┏━━

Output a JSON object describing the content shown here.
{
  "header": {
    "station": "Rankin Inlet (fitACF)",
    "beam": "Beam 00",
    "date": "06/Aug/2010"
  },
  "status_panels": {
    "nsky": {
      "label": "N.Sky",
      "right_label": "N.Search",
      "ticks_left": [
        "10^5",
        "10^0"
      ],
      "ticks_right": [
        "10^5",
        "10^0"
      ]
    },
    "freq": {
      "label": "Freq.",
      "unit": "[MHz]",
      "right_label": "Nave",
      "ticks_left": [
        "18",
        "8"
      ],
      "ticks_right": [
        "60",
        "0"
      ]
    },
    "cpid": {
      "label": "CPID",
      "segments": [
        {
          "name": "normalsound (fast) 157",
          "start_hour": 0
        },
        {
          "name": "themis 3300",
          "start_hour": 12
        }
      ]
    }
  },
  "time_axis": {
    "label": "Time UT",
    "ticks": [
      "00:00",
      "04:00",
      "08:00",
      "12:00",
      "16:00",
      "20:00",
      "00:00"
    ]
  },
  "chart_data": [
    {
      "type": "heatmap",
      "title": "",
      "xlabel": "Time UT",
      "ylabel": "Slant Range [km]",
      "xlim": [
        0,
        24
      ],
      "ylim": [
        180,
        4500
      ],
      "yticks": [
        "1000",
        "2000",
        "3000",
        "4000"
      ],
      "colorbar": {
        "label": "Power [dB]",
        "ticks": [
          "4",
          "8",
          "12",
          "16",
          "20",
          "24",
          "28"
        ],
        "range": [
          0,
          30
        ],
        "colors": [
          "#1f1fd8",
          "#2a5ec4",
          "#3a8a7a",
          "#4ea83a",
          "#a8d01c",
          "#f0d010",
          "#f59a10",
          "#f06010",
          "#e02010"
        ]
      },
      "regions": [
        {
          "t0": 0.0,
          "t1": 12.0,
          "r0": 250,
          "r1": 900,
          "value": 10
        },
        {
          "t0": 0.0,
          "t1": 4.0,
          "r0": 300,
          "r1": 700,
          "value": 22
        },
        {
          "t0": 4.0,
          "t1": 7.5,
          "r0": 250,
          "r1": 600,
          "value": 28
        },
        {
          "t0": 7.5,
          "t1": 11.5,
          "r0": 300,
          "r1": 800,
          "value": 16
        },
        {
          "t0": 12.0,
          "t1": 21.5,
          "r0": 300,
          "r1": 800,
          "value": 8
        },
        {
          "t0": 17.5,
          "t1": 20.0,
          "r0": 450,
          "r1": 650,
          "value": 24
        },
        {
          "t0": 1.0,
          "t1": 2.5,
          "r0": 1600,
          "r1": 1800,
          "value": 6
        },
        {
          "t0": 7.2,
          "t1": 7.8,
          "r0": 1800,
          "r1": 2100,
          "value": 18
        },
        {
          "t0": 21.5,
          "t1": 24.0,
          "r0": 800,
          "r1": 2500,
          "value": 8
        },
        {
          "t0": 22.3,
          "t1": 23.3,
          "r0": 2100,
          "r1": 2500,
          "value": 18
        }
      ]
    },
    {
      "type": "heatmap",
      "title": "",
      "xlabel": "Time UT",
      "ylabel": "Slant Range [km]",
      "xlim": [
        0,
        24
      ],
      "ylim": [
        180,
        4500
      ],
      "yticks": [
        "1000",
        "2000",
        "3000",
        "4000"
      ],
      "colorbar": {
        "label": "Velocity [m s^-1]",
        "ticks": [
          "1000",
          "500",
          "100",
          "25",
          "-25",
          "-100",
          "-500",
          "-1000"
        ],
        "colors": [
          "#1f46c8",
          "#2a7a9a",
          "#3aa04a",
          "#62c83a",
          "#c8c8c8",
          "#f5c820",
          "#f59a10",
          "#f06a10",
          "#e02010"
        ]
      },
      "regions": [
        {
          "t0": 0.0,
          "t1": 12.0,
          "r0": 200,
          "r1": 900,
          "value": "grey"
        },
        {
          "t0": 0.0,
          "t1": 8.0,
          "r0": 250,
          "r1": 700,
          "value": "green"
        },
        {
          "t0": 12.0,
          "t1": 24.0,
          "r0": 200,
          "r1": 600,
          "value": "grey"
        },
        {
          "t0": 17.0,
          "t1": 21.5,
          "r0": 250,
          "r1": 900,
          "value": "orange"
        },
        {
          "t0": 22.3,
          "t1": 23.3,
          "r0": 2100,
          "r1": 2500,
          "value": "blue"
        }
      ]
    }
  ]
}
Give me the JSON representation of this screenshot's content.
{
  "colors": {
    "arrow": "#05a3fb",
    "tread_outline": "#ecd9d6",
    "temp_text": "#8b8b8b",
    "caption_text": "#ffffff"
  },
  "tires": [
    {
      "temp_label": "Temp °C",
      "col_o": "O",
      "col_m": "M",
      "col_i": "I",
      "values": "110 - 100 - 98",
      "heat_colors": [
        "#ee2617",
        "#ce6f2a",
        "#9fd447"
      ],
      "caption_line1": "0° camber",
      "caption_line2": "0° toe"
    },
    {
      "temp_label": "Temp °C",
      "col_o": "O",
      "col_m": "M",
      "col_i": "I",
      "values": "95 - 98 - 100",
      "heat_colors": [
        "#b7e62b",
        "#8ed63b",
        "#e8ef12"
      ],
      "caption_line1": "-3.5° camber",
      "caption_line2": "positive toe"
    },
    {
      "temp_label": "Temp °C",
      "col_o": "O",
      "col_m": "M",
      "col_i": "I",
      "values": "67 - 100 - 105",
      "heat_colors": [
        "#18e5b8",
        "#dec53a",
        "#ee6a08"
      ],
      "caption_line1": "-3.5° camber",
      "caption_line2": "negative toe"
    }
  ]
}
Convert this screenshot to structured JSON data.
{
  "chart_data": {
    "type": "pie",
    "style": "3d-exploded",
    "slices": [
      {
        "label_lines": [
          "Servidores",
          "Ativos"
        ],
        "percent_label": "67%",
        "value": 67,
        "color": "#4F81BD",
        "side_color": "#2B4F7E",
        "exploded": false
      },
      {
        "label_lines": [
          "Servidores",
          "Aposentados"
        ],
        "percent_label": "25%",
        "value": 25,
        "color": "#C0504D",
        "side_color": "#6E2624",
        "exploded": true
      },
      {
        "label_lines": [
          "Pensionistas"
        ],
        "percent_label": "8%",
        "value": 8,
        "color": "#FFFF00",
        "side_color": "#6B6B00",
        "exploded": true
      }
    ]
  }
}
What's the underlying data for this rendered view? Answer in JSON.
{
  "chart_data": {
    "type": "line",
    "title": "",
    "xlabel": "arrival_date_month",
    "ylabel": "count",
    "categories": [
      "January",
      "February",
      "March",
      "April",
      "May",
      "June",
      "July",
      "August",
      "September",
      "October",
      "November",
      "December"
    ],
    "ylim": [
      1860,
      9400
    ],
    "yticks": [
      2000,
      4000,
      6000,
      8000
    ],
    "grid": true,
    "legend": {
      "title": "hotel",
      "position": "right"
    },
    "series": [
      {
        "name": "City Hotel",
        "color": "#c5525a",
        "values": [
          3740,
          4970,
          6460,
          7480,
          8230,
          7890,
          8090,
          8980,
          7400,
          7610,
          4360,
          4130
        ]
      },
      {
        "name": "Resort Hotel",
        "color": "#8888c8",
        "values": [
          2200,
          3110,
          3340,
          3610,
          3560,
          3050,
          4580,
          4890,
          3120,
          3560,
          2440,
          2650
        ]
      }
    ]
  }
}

┗━━

> _Written task_
Pull out every line containing "screenshot".

> _Expected answer_
Give me the JSON representation of this screenshot's content.
Convert this screenshot to structured JSON data.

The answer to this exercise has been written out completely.